» **Work required**
Of the lines in these entries, how many contain the string "color"? Give the number and nothing else.

* * *

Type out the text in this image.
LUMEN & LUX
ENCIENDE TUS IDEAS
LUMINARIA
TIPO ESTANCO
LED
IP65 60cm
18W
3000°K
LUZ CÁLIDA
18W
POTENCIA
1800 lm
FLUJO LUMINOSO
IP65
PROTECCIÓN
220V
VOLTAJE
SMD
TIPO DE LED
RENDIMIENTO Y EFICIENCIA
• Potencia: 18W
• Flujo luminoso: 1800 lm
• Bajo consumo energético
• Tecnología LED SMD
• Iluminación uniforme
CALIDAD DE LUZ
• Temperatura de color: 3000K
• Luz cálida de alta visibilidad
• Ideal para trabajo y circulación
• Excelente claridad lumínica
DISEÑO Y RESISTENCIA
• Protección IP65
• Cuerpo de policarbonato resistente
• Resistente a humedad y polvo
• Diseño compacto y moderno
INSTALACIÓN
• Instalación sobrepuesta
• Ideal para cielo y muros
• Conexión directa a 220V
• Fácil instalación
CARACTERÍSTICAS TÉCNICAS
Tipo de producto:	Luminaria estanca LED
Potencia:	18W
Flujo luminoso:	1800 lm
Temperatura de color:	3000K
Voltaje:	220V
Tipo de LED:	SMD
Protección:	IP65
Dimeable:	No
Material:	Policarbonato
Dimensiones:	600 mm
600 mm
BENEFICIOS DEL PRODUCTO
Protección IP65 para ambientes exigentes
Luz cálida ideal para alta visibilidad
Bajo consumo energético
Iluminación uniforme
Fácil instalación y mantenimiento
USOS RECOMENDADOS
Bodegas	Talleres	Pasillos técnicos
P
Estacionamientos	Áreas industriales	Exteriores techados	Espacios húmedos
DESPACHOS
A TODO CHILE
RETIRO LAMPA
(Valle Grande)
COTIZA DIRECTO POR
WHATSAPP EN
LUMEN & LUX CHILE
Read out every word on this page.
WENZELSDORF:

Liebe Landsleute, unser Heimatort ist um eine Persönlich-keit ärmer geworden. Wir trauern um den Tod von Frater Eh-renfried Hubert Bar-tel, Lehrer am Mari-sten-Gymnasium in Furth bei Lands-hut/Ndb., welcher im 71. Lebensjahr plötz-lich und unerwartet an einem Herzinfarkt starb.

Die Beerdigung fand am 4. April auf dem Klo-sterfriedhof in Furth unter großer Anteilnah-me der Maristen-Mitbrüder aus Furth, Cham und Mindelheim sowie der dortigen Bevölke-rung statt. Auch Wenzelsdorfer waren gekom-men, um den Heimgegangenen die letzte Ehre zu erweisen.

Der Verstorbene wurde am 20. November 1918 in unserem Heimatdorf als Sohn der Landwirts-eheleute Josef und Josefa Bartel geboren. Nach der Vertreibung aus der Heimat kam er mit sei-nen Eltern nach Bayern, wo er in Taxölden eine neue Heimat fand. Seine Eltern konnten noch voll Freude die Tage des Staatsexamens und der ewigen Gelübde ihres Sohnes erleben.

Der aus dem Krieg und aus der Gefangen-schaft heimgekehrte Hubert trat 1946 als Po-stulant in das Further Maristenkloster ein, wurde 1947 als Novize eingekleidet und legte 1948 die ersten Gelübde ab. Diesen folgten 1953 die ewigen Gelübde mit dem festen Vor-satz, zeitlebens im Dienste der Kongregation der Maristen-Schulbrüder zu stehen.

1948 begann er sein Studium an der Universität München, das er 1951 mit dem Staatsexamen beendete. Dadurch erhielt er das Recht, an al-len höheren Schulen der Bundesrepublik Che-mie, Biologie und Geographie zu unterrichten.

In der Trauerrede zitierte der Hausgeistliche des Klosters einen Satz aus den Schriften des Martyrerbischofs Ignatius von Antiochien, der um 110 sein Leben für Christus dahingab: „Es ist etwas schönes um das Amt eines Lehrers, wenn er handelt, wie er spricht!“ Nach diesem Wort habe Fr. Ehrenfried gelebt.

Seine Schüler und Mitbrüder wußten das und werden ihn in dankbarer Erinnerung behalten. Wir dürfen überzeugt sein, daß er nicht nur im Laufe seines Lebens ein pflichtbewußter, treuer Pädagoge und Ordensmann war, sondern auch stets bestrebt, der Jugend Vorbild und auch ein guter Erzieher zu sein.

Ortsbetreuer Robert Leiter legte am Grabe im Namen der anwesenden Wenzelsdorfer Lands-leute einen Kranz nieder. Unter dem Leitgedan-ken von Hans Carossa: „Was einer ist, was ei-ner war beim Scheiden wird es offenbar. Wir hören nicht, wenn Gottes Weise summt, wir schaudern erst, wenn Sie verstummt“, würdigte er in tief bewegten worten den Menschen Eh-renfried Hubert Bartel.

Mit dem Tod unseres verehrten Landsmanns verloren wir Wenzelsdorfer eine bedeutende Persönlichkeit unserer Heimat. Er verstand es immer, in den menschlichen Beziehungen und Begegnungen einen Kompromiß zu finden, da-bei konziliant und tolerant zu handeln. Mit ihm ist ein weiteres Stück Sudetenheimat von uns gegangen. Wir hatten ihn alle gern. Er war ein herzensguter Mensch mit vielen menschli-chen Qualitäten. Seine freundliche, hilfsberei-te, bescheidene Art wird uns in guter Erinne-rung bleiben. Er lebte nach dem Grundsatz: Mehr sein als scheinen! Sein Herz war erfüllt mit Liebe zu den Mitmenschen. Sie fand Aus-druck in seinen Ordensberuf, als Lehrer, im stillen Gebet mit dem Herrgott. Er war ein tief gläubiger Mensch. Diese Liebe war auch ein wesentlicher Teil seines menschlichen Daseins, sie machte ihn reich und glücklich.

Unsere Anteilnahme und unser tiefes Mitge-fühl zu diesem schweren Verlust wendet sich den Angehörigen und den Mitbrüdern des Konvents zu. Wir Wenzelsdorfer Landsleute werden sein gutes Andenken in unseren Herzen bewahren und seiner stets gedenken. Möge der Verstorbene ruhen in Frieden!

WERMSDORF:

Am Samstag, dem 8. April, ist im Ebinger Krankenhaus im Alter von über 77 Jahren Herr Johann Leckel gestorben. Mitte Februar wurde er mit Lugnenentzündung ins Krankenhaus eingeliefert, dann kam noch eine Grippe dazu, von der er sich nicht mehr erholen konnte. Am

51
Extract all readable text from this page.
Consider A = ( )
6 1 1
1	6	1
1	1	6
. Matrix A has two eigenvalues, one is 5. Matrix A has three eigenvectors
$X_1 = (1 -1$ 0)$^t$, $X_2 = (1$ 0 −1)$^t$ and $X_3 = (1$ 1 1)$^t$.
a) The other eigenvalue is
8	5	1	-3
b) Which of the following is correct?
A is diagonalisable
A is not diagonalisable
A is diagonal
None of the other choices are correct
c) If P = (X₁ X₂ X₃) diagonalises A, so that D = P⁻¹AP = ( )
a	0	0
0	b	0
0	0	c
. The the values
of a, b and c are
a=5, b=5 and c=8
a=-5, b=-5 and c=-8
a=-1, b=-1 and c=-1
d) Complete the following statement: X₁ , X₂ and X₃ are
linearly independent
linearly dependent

* * *

» **Solution**
2